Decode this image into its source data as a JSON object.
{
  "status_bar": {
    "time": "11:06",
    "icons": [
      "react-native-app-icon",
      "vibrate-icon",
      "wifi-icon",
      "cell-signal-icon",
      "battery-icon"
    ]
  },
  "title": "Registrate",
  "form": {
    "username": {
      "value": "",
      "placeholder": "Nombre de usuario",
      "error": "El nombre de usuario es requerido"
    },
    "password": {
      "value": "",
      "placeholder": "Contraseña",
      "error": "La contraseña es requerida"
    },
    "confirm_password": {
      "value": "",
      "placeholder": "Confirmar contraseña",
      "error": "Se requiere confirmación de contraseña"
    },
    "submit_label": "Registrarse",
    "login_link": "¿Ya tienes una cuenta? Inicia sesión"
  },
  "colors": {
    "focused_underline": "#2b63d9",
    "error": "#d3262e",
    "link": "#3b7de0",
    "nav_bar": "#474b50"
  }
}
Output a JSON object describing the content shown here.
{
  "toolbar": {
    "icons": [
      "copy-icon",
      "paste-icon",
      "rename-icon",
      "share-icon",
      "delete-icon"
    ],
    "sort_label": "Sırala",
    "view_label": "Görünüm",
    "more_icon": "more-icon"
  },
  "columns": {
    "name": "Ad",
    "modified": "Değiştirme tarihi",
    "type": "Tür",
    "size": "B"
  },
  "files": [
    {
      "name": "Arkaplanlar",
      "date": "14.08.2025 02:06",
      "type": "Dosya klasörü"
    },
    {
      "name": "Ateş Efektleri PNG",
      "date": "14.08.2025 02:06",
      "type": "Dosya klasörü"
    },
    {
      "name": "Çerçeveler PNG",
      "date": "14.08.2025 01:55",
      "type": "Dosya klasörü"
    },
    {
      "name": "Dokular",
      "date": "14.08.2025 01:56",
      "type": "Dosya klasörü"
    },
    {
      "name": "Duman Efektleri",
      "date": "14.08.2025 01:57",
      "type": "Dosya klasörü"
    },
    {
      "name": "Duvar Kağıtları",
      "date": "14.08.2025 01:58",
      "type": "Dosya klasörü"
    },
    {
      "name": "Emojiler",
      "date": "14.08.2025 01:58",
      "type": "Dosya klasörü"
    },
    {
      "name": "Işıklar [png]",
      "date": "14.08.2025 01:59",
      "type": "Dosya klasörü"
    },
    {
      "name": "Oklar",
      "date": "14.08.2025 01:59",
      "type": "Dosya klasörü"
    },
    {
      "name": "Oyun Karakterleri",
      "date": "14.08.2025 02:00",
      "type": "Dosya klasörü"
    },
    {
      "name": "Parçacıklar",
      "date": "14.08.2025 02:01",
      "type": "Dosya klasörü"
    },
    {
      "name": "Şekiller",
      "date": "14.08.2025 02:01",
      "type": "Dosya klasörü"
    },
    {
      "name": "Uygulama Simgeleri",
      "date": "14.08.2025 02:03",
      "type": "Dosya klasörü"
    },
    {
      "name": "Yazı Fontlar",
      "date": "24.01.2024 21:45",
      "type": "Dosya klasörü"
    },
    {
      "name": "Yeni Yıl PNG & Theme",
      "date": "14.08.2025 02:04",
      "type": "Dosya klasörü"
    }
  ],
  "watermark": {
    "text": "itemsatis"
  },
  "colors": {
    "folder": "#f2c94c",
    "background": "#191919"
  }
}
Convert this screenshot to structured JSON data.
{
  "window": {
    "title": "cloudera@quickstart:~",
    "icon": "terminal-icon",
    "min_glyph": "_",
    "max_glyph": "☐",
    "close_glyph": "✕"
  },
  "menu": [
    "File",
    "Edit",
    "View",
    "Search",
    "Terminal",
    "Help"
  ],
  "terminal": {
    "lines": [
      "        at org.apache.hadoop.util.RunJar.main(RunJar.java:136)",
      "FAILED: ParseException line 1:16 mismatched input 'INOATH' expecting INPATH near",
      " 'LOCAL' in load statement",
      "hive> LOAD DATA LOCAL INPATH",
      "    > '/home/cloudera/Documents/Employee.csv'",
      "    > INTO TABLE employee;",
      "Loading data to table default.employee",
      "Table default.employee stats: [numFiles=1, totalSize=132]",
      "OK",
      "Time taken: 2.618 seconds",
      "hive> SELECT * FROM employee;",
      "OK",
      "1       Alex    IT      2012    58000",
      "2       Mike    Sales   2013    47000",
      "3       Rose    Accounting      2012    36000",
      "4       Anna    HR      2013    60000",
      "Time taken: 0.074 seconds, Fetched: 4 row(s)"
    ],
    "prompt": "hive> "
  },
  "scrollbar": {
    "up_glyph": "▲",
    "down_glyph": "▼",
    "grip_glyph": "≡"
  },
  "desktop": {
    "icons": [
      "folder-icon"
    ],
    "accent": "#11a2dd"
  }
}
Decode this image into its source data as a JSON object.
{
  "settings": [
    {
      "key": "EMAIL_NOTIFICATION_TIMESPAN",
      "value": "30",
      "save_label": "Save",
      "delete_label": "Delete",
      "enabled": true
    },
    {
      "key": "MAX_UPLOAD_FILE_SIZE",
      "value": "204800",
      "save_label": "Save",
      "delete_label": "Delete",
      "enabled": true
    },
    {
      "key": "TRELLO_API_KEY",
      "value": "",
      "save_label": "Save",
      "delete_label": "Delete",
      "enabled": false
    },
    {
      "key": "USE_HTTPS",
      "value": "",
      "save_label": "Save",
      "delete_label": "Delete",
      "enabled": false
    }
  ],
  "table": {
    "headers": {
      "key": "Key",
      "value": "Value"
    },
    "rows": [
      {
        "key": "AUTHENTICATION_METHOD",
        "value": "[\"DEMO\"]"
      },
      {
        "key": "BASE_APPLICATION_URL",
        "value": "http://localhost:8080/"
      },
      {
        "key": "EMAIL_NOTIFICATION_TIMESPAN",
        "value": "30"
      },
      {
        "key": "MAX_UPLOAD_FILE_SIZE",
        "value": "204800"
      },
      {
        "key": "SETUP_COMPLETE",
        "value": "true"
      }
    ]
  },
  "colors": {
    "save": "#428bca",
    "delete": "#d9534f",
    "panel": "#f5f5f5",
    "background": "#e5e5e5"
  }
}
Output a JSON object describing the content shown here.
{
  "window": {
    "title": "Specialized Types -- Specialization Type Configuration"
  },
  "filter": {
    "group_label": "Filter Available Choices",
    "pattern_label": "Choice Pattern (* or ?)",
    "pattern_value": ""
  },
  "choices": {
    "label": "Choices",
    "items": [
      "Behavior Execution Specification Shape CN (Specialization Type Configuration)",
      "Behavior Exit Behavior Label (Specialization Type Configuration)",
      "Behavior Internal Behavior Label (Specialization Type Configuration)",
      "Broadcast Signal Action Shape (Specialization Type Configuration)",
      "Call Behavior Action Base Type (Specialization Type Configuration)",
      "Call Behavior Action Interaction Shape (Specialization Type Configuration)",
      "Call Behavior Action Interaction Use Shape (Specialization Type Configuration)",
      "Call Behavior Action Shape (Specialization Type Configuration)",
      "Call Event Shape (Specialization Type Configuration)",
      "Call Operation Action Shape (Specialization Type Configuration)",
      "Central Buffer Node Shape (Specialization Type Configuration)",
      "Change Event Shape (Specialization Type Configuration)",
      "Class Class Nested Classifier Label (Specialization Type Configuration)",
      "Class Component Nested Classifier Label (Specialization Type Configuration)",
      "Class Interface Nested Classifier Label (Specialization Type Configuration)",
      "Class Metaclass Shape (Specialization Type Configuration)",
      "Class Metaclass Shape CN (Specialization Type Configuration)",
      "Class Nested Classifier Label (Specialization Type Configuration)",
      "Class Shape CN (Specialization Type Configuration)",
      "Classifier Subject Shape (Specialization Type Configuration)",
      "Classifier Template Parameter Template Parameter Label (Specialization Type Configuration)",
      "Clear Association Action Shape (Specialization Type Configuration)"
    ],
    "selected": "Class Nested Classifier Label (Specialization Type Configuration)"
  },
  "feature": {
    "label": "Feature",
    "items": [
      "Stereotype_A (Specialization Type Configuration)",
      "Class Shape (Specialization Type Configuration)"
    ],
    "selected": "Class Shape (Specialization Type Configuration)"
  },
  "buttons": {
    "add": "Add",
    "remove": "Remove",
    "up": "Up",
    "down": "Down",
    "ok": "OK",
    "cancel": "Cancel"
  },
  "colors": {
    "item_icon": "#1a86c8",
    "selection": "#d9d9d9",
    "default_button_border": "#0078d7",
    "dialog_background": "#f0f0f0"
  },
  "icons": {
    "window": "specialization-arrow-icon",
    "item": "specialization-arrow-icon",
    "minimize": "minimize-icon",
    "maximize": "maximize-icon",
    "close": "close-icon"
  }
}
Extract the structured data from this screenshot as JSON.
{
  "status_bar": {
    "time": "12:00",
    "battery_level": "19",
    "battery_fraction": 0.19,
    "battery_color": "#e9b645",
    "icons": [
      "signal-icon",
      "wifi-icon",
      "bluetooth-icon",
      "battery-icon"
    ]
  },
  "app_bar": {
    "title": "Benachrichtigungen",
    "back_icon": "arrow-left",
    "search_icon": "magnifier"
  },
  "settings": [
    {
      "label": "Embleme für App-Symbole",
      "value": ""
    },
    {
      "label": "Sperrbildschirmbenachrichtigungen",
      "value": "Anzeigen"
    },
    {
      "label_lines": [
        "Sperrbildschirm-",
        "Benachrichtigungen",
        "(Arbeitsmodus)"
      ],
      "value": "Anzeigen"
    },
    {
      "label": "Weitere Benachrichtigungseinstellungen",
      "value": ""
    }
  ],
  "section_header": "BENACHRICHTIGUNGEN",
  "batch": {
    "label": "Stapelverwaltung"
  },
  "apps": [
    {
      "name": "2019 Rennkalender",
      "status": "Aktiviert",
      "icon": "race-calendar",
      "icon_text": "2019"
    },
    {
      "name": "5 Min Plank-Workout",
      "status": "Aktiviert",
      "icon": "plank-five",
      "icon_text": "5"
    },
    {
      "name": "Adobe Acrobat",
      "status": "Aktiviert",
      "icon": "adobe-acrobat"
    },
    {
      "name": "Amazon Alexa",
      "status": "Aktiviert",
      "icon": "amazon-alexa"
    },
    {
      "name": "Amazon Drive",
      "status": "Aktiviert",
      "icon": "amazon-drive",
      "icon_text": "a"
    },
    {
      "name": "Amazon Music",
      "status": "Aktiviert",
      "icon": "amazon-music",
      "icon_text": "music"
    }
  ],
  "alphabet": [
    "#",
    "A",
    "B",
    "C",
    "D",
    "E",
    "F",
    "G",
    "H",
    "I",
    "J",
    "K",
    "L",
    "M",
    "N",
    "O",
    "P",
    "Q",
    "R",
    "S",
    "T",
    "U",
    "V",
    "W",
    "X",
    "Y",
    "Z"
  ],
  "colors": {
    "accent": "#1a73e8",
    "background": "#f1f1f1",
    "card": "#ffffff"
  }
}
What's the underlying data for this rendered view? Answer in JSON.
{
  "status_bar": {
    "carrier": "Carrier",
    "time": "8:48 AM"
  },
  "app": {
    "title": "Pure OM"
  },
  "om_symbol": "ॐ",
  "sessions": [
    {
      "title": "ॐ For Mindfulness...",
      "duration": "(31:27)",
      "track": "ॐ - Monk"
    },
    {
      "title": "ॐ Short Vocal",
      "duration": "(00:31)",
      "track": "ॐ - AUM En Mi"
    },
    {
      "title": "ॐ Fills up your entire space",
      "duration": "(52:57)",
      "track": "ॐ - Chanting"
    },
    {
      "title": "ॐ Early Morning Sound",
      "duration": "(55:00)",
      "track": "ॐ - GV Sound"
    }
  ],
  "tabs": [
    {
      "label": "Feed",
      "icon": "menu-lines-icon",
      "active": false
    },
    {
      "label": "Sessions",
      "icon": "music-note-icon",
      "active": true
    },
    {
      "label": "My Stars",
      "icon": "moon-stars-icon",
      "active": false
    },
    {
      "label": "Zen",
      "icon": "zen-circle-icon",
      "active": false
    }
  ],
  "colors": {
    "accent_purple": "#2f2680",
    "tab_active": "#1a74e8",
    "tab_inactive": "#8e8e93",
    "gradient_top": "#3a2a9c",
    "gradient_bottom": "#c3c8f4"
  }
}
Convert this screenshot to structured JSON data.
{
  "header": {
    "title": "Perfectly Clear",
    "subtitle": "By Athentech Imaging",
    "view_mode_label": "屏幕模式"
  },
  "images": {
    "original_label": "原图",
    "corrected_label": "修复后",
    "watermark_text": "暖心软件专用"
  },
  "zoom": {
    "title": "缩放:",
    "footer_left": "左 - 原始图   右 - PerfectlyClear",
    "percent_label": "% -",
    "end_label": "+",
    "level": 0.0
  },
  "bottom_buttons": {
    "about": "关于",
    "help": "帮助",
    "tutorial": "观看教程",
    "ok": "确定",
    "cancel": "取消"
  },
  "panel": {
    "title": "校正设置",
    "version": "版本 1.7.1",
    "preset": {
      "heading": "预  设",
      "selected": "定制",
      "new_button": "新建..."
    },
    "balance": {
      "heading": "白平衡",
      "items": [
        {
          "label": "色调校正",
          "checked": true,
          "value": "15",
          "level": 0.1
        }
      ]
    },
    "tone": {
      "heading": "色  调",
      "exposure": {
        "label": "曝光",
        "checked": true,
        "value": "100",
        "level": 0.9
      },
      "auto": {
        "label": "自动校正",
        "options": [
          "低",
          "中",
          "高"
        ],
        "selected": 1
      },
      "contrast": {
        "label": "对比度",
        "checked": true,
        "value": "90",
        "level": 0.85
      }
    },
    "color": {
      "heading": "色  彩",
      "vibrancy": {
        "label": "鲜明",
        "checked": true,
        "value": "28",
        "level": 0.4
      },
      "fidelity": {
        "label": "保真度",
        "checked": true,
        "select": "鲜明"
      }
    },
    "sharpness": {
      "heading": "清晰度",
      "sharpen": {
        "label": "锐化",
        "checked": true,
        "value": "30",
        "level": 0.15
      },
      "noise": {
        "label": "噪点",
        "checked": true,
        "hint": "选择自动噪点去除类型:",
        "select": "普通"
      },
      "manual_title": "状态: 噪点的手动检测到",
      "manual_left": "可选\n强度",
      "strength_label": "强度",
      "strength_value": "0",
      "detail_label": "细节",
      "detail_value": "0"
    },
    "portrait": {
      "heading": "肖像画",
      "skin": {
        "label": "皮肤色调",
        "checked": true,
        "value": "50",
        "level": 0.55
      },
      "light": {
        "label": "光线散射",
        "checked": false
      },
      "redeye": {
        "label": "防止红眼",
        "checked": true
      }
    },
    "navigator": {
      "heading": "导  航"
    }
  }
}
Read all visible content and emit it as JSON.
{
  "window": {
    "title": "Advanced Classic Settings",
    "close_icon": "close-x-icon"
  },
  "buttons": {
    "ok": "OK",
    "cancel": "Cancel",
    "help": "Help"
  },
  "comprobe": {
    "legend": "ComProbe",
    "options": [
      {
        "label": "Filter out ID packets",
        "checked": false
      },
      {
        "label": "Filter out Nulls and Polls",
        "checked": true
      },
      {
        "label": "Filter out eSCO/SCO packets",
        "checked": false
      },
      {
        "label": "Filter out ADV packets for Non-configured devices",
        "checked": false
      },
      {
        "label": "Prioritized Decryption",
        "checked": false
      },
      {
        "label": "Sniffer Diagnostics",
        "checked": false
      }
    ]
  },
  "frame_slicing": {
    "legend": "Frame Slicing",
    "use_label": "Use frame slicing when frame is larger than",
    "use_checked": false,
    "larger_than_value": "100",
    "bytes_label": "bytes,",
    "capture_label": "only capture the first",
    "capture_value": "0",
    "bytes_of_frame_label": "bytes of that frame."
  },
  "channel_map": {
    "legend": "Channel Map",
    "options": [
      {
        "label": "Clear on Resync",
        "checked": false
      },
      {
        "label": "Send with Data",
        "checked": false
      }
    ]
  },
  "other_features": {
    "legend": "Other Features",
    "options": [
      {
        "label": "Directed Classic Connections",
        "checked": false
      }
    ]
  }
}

=-=-=-=-=

## THE REQUEST
Pull every line containing the word "track" out of the material.

## THE OUTPUT
      "track": "ॐ - Monk"
      "track": "ॐ - AUM En Mi"
      "track": "ॐ - Chanting"
      "track": "ॐ - GV Sound"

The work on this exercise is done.